▸ **TASK DIRECTIONS**
Write out the material exactly, with the pictures left out.

▸ **DATA PROVIDED**
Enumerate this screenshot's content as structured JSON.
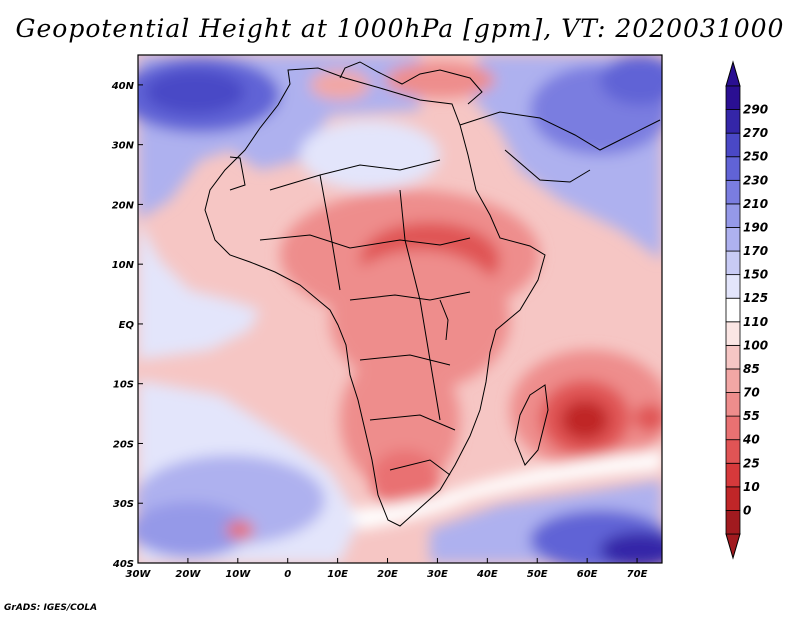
{
  "title": "Geopotential Height at 1000hPa [gpm], VT: 2020031000",
  "credit": "GrADS: IGES/COLA",
  "map": {
    "lon_range": [
      -30,
      75
    ],
    "lat_range": [
      -40,
      45
    ],
    "lon_ticks": [
      {
        "value": -30,
        "label": "30W"
      },
      {
        "value": -20,
        "label": "20W"
      },
      {
        "value": -10,
        "label": "10W"
      },
      {
        "value": 0,
        "label": "0"
      },
      {
        "value": 10,
        "label": "10E"
      },
      {
        "value": 20,
        "label": "20E"
      },
      {
        "value": 30,
        "label": "30E"
      },
      {
        "value": 40,
        "label": "40E"
      },
      {
        "value": 50,
        "label": "50E"
      },
      {
        "value": 60,
        "label": "60E"
      },
      {
        "value": 70,
        "label": "70E"
      }
    ],
    "lat_ticks": [
      {
        "value": 40,
        "label": "40N"
      },
      {
        "value": 30,
        "label": "30N"
      },
      {
        "value": 20,
        "label": "20N"
      },
      {
        "value": 10,
        "label": "10N"
      },
      {
        "value": 0,
        "label": "EQ"
      },
      {
        "value": -10,
        "label": "10S"
      },
      {
        "value": -20,
        "label": "20S"
      },
      {
        "value": -30,
        "label": "30S"
      },
      {
        "value": -40,
        "label": "40S"
      }
    ]
  },
  "colorbar": {
    "labels": [
      "0",
      "10",
      "25",
      "40",
      "55",
      "70",
      "85",
      "100",
      "110",
      "125",
      "150",
      "170",
      "190",
      "210",
      "230",
      "250",
      "270",
      "290"
    ],
    "colors": [
      "#a11a1f",
      "#c02628",
      "#d6393b",
      "#e05455",
      "#e97172",
      "#ee8d8c",
      "#f2a7a5",
      "#f6c6c4",
      "#fbe6e4",
      "#ffffff",
      "#e3e5fb",
      "#c8cbf5",
      "#aeb1ef",
      "#9599e8",
      "#7a7de0",
      "#6163d6",
      "#4a48c6",
      "#3426a8",
      "#2a0f92"
    ]
  }
}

▸ **COMPLETED TASK**
Enumerate this screenshot's content as structured JSON.
{
  "title": "Geopotential Height at 1000hPa [gpm], VT: 2020031000",
  "credit": "GrADS: IGES/COLA",
  "map": {
    "lon_range": [
      -30,
      75
    ],
    "lat_range": [
      -40,
      45
    ],
    "lon_ticks": [
      {
        "value": -30,
        "label": "30W"
      },
      {
        "value": -20,
        "label": "20W"
      },
      {
        "value": -10,
        "label": "10W"
      },
      {
        "value": 0,
        "label": "0"
      },
      {
        "value": 10,
        "label": "10E"
      },
      {
        "value": 20,
        "label": "20E"
      },
      {
        "value": 30,
        "label": "30E"
      },
      {
        "value": 40,
        "label": "40E"
      },
      {
        "value": 50,
        "label": "50E"
      },
      {
        "value": 60,
        "label": "60E"
      },
      {
        "value": 70,
        "label": "70E"
      }
    ],
    "lat_ticks": [
      {
        "value": 40,
        "label": "40N"
      },
      {
        "value": 30,
        "label": "30N"
      },
      {
        "value": 20,
        "label": "20N"
      },
      {
        "value": 10,
        "label": "10N"
      },
      {
        "value": 0,
        "label": "EQ"
      },
      {
        "value": -10,
        "label": "10S"
      },
      {
        "value": -20,
        "label": "20S"
      },
      {
        "value": -30,
        "label": "30S"
      },
      {
        "value": -40,
        "label": "40S"
      }
    ]
  },
  "colorbar": {
    "labels": [
      "0",
      "10",
      "25",
      "40",
      "55",
      "70",
      "85",
      "100",
      "110",
      "125",
      "150",
      "170",
      "190",
      "210",
      "230",
      "250",
      "270",
      "290"
    ],
    "colors": [
      "#a11a1f",
      "#c02628",
      "#d6393b",
      "#e05455",
      "#e97172",
      "#ee8d8c",
      "#f2a7a5",
      "#f6c6c4",
      "#fbe6e4",
      "#ffffff",
      "#e3e5fb",
      "#c8cbf5",
      "#aeb1ef",
      "#9599e8",
      "#7a7de0",
      "#6163d6",
      "#4a48c6",
      "#3426a8",
      "#2a0f92"
    ]
  }
}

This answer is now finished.